**WHAT YOU ARE ASKED TO DO**
Identify the lines holding "frac" and copy them.

**STORED DATA**
::::::::
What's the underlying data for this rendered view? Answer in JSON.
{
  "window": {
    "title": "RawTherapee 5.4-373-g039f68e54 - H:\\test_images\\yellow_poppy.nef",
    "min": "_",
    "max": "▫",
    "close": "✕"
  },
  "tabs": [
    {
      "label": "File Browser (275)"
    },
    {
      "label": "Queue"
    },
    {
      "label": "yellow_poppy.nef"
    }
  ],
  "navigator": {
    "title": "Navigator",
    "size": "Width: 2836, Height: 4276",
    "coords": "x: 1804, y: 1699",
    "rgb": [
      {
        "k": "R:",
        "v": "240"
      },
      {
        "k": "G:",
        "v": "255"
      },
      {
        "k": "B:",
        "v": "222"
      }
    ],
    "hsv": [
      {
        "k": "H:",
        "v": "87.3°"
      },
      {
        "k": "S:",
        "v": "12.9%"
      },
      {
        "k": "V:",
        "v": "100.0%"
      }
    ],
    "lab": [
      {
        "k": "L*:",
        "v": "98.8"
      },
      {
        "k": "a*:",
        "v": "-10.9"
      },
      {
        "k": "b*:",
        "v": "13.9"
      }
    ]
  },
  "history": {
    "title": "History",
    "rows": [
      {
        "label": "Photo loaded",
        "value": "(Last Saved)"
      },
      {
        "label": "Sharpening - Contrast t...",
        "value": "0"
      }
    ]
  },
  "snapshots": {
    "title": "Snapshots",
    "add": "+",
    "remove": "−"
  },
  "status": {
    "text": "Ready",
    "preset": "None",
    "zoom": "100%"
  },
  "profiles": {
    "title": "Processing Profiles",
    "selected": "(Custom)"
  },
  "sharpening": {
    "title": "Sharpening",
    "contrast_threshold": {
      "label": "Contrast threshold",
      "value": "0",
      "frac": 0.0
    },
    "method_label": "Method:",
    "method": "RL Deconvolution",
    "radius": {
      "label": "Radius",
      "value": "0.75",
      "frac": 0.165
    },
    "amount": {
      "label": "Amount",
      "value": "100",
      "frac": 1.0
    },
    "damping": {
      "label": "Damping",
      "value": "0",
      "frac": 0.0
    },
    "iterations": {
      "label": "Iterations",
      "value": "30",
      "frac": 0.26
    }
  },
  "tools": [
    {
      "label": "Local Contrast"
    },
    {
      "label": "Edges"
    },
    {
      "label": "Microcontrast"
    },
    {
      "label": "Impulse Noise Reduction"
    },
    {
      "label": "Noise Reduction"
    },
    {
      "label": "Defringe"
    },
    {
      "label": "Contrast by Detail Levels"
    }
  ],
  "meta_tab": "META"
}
::::::::
**ANSWER FOR THE TASK**
      "frac": 0.0
      "frac": 0.165
      "frac": 1.0
      "frac": 0.0
      "frac": 0.26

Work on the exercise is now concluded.